→ Your task: Reproduce all of the material below word for word and line by line, leaving out the pictures.

→ Information provided:
◇ ◇ ◇
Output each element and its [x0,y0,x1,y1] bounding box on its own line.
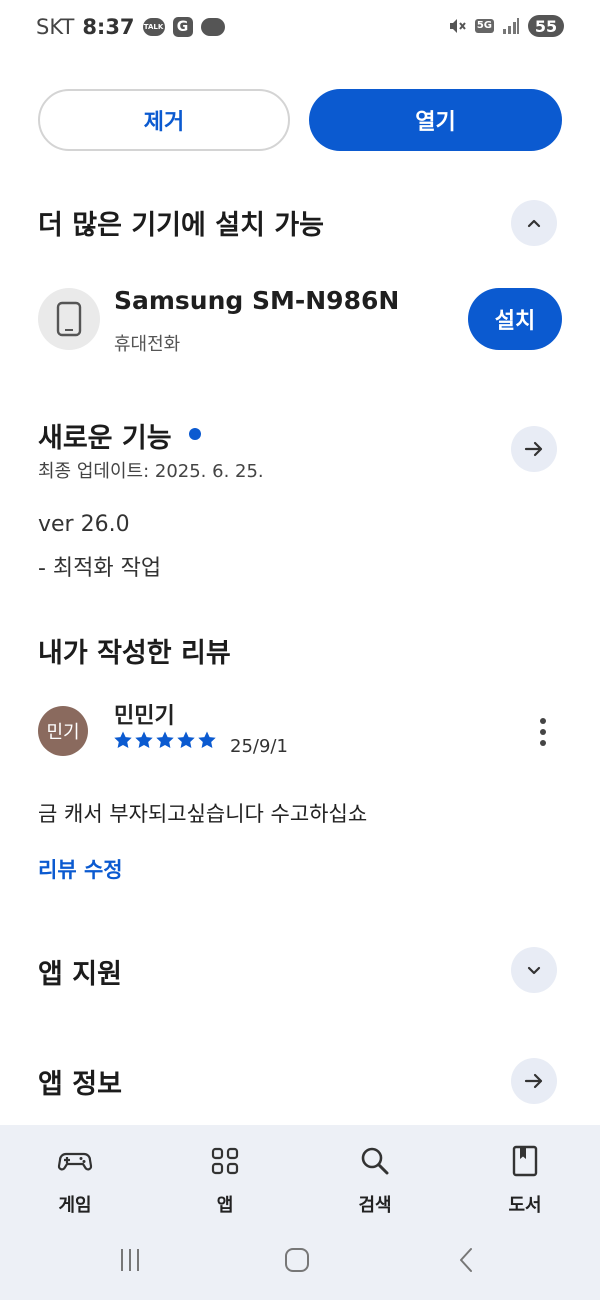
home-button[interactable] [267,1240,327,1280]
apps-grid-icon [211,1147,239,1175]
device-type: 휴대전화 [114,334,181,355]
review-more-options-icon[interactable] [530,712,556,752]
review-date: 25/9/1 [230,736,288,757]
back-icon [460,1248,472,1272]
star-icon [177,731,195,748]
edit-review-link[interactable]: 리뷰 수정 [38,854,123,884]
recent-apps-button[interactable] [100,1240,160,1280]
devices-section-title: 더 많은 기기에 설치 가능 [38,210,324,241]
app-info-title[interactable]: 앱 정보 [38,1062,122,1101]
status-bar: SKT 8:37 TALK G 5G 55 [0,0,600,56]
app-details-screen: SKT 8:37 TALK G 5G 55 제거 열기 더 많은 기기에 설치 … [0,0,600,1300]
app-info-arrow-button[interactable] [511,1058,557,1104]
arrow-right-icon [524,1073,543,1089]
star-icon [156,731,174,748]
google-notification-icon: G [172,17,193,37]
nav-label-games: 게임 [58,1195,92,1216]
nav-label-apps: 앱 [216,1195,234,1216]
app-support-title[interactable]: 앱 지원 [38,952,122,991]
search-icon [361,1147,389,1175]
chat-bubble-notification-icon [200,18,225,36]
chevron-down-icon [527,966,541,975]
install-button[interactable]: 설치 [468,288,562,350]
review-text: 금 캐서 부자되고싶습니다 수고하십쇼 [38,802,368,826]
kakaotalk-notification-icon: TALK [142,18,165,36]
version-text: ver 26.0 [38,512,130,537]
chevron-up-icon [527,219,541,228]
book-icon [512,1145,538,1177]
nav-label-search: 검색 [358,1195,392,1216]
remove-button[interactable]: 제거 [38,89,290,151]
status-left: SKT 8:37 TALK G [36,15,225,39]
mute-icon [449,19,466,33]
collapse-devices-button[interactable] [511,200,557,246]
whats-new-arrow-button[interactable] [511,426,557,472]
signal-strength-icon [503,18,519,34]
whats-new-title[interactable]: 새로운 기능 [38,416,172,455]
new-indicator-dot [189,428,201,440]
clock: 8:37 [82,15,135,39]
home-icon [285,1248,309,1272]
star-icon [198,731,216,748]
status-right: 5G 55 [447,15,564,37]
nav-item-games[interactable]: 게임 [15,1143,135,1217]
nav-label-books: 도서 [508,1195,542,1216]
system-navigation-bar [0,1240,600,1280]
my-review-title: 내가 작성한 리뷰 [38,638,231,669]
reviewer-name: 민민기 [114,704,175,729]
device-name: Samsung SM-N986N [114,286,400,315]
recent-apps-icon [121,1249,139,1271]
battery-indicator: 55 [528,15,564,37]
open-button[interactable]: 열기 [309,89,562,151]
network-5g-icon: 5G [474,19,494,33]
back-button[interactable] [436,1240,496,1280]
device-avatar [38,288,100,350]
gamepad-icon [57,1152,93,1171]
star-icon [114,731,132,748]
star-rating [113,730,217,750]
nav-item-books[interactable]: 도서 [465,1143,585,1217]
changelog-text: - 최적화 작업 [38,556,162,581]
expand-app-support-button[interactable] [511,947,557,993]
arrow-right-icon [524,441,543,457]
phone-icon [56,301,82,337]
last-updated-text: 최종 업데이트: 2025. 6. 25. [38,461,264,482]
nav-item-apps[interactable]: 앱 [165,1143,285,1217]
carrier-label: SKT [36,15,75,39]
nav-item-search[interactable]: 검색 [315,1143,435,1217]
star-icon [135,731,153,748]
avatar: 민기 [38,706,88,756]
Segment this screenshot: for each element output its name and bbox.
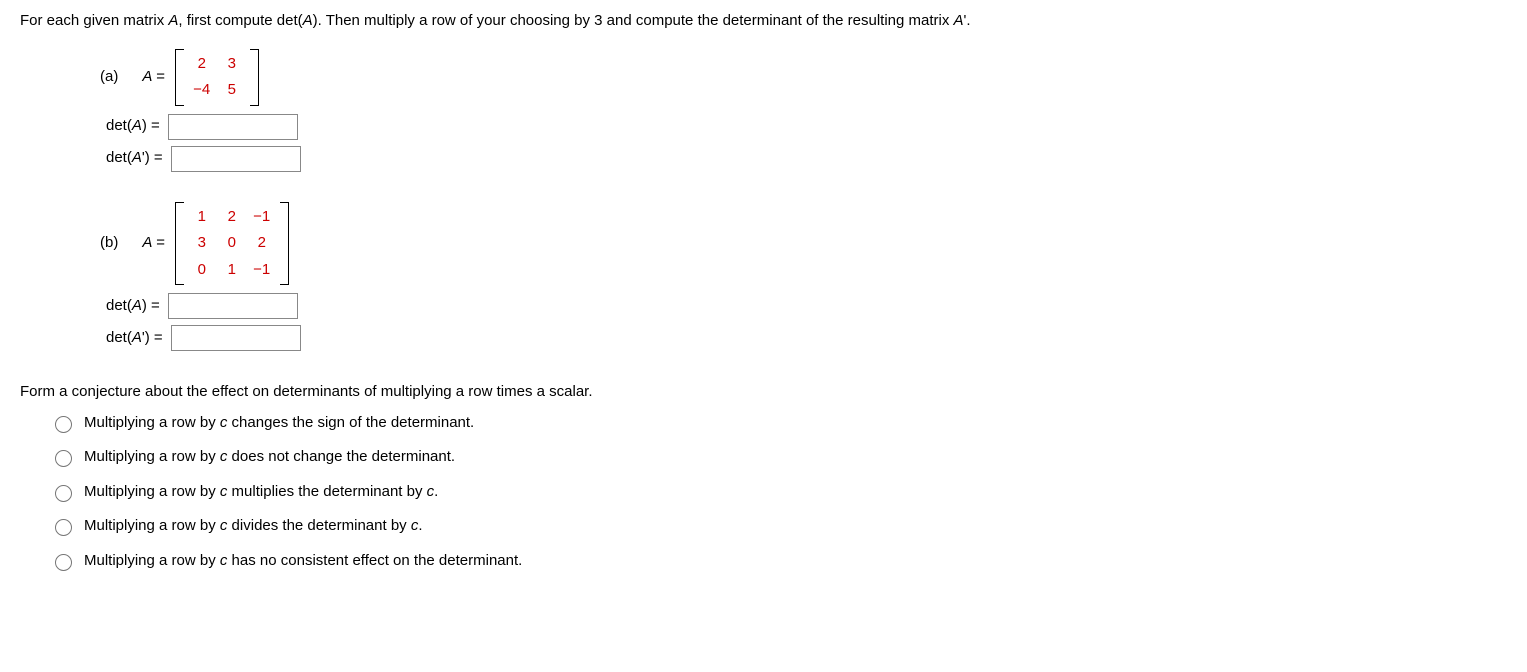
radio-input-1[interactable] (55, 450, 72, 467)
◇ ◇ ◇
→ Exercise solution:
Output each element and its [x0,y0,x1,y1] bounding box on its own line.
home-button[interactable] [267,1240,327,1280]
apps-grid-icon [211,1147,239,1175]
device-type: 휴대전화 [114,334,181,355]
review-more-options-icon[interactable] [530,712,556,752]
review-date: 25/9/1 [230,736,288,757]
back-icon [460,1248,472,1272]
star-icon [177,731,195,748]
edit-review-link[interactable]: 리뷰 수정 [38,854,123,884]
recent-apps-button[interactable] [100,1240,160,1280]
devices-section-title: 더 많은 기기에 설치 가능 [38,210,324,241]
app-info-title[interactable]: 앱 정보 [38,1062,122,1101]
status-bar: SKT 8:37 TALK G 5G 55 [0,0,600,56]
app-details-screen: SKT 8:37 TALK G 5G 55 제거 열기 더 많은 기기에 설치 … [0,0,600,1300]
app-info-arrow-button[interactable] [511,1058,557,1104]
arrow-right-icon [524,1073,543,1089]
star-icon [156,731,174,748]
google-notification-icon: G [172,17,193,37]
nav-label-games: 게임 [58,1195,92,1216]
nav-label-apps: 앱 [216,1195,234,1216]
app-support-title[interactable]: 앱 지원 [38,952,122,991]
search-icon [361,1147,389,1175]
chat-bubble-notification-icon [200,18,225,36]
chevron-down-icon [527,966,541,975]
install-button[interactable]: 설치 [468,288,562,350]
review-text: 금 캐서 부자되고싶습니다 수고하십쇼 [38,802,368,826]
kakaotalk-notification-icon: TALK [142,18,165,36]
version-text: ver 26.0 [38,512,130,537]
chevron-up-icon [527,219,541,228]
book-icon [512,1145,538,1177]
nav-label-search: 검색 [358,1195,392,1216]
remove-button[interactable]: 제거 [38,89,290,151]
status-left: SKT 8:37 TALK G [36,15,225,39]
mute-icon [449,19,466,33]
collapse-devices-button[interactable] [511,200,557,246]
whats-new-arrow-button[interactable] [511,426,557,472]
signal-strength-icon [503,18,519,34]
whats-new-title[interactable]: 새로운 기능 [38,416,172,455]
new-indicator-dot [189,428,201,440]
clock: 8:37 [82,15,135,39]
home-icon [285,1248,309,1272]
star-icon [198,731,216,748]
status-right: 5G 55 [447,15,564,37]
nav-item-games[interactable]: 게임 [15,1143,135,1217]
nav-label-books: 도서 [508,1195,542,1216]
system-navigation-bar [0,1240,600,1280]
my-review-title: 내가 작성한 리뷰 [38,638,231,669]
reviewer-name: 민민기 [114,704,175,729]
device-name: Samsung SM-N986N [114,286,400,315]
recent-apps-icon [121,1249,139,1271]
battery-indicator: 55 [528,15,564,37]
open-button[interactable]: 열기 [309,89,562,151]
network-5g-icon: 5G [474,19,494,33]
back-button[interactable] [436,1240,496,1280]
device-avatar [38,288,100,350]
gamepad-icon [57,1152,93,1171]
star-icon [114,731,132,748]
star-rating [113,730,217,750]
nav-item-books[interactable]: 도서 [465,1143,585,1217]
changelog-text: - 최적화 작업 [38,556,162,581]
expand-app-support-button[interactable] [511,947,557,993]
arrow-right-icon [524,441,543,457]
phone-icon [56,301,82,337]
last-updated-text: 최종 업데이트: 2025. 6. 25. [38,461,264,482]
nav-item-apps[interactable]: 앱 [165,1143,285,1217]
carrier-label: SKT [36,15,75,39]
nav-item-search[interactable]: 검색 [315,1143,435,1217]
star-icon [135,731,153,748]
avatar: 민기 [38,706,88,756]
Segment this screenshot: for each element output its name and bbox.
radio-input-1[interactable] (55, 450, 72, 467)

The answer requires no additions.